Start of EXCERPTED TEXT

In relational therapy, the focus is on the phenomenological experiences of the client and therapist in the here and now. The therapeutic relationship is the primary unit that reflects the clients struggle relationally and often as a therapist when we look into ourselves it also reflects our own struggles. It’s a kind of profession where the intimacy of the relationship comes with relational patterns getting activated and acted out. Both the client’s and therapist’s values, belief’s, ways of thinking, feeling and acting come to the foreground in the least expected ways.
While working with clients who have had severe forms of repeated trauma in their childhood, I have distressingly witnessed how their developmental needs have gone unmet. When I see some of these clients’ repeating the same pattern with themselves or in their relationships, which are damaging, it’s difficult for me to respond ‘objectively or neutrally’. At the cost of triggering the shame experience in my clients, and risking therapeutic rupture, I set clear boundaries of accountability.
The client’s ongoing struggle is to accept themselves and take responsibility for their damaging actions, to hold the two experiences within the same space and same body. My struggle is walking a tightrope between expressing my care and affection for them as ‘a being’ while ‘setting limits’ for their actions which are harmful. The therapeutic response using a relational approach would be to respond sensitively to the ‘affect state’ of the client without ignoring any aspect of that experience. At the same time limit setting and understanding the consequences of choices one makes is an integral part of working relationally. Although this leads to strain on the alliance, it also opens up opportunities to engage in dialogue which is an integral part of relational therapy. Clients are able to share their wishes and desires about me, that I approve of them, fear that if their vulnerabilities and ‘badness’ are brought to light they will be ‘unliked’ and abandoned by me. That is the deepest fear and ongoing relational experiences with the therapist can open up opportunities to verbalize these fears.

End of EXCERPTED TEXT
Start of DATA FOR ANALYSIS

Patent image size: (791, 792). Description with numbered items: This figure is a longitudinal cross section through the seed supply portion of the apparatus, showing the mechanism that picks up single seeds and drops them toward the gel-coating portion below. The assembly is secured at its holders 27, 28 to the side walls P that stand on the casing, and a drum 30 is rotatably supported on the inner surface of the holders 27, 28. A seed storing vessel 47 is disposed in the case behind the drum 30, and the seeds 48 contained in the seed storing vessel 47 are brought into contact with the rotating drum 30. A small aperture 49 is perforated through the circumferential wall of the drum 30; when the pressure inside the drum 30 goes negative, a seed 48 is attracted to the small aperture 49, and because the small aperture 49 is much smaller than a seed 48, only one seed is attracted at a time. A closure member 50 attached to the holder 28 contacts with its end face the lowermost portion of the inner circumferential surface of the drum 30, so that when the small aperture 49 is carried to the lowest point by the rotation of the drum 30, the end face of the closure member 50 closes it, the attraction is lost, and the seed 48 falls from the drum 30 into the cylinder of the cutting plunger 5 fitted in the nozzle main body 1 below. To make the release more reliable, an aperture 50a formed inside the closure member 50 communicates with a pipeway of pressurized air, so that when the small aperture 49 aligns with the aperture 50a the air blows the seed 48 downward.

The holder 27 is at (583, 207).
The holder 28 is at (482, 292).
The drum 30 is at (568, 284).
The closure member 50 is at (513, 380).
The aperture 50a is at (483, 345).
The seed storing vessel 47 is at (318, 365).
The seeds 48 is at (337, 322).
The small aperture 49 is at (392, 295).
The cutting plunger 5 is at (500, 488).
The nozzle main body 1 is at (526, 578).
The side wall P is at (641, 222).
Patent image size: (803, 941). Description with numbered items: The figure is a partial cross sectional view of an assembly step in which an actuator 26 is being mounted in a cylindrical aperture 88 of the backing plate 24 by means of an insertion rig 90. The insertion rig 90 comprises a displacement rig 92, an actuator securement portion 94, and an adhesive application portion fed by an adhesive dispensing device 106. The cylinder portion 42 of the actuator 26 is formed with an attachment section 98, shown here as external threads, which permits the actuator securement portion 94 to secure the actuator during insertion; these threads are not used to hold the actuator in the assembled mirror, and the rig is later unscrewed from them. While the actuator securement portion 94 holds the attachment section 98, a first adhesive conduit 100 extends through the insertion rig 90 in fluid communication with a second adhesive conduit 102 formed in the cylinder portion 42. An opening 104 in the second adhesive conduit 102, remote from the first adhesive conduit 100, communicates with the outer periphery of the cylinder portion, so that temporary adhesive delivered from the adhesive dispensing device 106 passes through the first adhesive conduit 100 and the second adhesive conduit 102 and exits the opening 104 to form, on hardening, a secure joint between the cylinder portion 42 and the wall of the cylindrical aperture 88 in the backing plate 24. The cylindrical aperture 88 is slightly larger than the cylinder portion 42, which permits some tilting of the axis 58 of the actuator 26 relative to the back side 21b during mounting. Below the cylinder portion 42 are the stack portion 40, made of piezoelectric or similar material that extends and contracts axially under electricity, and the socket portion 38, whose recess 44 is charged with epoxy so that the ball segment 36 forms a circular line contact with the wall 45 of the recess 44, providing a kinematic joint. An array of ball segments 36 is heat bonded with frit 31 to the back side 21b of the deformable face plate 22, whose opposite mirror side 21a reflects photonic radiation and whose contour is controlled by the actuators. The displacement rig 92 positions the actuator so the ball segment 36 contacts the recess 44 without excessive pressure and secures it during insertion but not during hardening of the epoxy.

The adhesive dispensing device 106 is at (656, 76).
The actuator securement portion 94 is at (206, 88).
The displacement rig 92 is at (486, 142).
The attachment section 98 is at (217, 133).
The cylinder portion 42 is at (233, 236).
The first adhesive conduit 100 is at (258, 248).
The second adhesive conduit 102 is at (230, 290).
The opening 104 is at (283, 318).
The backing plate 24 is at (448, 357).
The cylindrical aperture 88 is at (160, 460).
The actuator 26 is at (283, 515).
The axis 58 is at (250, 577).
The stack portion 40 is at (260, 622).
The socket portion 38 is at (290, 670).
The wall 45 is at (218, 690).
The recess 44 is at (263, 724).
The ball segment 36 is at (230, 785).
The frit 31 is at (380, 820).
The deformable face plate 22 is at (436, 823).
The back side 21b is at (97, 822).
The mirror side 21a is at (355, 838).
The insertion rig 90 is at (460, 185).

End of DATA FOR ANALYSIS

Continue the passage on relational therapy above, starting after its final sentence.

[RESULT OF THIS EXERCISE]
One of my clients told me how she would like telephonic sessions for some time because she couldn’t bear to see my face after a few painfully challenging sessions for her and me. Yet the yearning towards growth is fairly innate in all human beings, which brings them back to the intersubjective field they crave for and are afraid of at the same time, a nascent space between what Lynne Jacobs calls ‘dread and hope’ (2016). I use the words ‘nascent space between’ quite mindfully because of carrying ‘dread and hope’ is an existential human experience. Disowning either one leaves us with a pervasive sense of pain. It’s important to be able to develop a safe space together, share honestly one’s own concerns, fears and frustrations in a thoughtful manner and acknowledge vulnerabilities. Not a perfect human being, not a perfect client and not a perfect therapist, but ‘good enough’.